# Objective:
What is the number of lines containing the string "image"? Answer with the number only.

--- Begin Given records ---

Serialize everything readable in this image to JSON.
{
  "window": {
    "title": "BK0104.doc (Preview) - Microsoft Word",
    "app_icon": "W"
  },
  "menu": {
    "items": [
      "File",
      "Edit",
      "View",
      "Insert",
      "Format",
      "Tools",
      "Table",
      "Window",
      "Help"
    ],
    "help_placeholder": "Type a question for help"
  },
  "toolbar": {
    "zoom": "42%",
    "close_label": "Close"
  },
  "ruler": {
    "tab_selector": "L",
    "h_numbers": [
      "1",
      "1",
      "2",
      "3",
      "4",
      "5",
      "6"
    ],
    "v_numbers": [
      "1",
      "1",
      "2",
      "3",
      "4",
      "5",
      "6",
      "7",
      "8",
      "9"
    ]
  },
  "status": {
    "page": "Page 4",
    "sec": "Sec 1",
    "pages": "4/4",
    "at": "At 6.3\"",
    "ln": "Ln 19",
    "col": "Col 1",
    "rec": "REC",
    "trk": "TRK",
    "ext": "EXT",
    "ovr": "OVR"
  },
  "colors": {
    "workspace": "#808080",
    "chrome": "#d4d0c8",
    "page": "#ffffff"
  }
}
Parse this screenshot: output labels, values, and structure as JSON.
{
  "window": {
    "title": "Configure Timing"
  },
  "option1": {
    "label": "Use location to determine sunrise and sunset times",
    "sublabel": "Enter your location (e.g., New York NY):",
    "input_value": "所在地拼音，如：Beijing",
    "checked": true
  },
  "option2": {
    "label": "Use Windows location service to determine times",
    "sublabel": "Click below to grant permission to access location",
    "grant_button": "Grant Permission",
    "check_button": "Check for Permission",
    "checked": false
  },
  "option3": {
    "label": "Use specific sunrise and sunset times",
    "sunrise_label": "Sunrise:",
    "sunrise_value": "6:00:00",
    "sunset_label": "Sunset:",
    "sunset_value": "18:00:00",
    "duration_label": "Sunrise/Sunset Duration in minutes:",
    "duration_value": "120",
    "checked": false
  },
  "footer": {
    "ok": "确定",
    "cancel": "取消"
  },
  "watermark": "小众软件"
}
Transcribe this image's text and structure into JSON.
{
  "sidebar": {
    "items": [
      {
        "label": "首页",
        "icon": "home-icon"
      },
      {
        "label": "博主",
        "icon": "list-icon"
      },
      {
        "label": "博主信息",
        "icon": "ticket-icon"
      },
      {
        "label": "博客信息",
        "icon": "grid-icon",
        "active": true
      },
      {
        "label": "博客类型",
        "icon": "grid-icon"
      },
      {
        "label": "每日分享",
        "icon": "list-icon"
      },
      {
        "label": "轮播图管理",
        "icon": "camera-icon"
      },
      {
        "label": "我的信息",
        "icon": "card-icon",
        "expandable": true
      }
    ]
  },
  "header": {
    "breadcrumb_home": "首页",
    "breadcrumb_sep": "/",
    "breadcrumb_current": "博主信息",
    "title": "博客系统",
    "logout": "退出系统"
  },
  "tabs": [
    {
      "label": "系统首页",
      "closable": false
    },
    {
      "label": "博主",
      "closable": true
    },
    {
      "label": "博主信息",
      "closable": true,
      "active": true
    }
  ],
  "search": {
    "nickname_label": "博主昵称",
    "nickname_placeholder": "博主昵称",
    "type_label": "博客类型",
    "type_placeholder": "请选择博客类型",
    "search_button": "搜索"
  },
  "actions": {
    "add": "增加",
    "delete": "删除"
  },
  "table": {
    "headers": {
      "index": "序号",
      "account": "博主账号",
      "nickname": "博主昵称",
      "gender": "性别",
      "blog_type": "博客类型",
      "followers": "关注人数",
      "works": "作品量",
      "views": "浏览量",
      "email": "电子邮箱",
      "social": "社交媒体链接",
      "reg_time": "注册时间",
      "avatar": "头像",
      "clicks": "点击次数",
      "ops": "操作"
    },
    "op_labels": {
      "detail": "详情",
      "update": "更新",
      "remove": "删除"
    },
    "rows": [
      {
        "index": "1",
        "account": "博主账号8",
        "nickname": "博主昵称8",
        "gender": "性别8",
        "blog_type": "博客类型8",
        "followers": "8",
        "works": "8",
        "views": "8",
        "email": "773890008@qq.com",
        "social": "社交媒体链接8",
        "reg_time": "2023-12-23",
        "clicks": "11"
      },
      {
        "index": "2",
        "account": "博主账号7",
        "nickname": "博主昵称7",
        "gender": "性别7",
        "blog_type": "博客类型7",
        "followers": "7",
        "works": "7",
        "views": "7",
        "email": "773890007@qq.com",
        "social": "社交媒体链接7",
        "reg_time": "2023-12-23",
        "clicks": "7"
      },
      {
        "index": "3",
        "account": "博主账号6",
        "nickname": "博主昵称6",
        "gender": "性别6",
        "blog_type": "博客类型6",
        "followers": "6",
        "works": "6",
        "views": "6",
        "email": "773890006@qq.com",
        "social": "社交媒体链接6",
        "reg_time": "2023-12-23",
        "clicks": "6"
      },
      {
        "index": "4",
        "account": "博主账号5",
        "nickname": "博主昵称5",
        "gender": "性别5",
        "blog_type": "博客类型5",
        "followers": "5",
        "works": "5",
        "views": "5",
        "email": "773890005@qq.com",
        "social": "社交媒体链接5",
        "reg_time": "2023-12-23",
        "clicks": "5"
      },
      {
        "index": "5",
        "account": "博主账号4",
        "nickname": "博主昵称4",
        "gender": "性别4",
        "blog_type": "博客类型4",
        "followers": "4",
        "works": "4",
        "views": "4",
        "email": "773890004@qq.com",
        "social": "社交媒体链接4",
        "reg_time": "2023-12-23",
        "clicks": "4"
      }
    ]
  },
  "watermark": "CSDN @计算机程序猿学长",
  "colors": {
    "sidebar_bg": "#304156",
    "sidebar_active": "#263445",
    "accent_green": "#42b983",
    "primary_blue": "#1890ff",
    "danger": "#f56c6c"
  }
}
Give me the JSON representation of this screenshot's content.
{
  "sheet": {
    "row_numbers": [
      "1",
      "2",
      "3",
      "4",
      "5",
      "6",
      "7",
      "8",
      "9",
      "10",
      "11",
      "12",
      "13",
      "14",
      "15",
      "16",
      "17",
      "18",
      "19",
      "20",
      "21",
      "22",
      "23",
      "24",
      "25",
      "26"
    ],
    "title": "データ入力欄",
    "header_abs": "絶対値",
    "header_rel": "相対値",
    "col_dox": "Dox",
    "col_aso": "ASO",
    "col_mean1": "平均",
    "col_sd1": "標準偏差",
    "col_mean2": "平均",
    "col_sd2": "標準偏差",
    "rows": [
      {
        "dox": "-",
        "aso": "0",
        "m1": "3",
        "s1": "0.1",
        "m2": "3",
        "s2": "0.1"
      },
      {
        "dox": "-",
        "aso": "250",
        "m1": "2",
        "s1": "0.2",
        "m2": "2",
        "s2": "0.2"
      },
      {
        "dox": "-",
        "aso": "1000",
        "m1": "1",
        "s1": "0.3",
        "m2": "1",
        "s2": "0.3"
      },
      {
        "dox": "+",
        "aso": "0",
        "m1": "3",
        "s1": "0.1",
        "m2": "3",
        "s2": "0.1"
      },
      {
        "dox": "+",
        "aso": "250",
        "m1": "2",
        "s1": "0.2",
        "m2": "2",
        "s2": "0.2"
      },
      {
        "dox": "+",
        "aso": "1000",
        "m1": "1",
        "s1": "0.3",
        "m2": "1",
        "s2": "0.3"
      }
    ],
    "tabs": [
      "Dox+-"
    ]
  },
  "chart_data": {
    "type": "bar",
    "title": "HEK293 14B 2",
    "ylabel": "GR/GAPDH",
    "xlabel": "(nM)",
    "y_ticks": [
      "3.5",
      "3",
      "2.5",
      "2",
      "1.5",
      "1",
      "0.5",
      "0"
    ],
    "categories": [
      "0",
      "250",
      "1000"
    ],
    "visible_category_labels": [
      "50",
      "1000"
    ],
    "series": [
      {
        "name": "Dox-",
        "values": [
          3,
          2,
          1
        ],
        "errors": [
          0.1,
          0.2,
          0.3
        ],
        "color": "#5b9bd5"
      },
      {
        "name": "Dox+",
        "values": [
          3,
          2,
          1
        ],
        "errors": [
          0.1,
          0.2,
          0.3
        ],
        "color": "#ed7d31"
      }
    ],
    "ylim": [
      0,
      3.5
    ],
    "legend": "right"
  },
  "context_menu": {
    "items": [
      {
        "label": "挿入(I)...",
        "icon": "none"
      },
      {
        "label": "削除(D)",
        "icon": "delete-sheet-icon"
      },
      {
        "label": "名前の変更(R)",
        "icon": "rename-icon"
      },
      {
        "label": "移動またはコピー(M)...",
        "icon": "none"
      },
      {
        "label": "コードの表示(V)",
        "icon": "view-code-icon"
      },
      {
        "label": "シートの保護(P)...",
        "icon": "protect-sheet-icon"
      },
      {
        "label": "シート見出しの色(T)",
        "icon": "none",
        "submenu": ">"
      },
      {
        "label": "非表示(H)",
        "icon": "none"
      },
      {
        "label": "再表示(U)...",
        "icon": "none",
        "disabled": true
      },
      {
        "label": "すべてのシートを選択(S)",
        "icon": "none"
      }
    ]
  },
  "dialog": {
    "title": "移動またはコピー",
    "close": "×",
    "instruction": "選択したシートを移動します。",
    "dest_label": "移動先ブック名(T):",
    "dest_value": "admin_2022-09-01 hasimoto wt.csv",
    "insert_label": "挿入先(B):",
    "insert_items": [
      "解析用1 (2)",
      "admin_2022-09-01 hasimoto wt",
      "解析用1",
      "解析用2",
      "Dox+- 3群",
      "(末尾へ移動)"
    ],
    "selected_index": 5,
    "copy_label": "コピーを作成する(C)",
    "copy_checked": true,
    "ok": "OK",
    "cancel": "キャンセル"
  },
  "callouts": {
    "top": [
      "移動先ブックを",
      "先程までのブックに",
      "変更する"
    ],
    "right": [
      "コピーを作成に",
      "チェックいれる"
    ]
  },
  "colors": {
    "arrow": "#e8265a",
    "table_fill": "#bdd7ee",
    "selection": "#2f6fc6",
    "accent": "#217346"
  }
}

--- End Given records ---

# The result:
2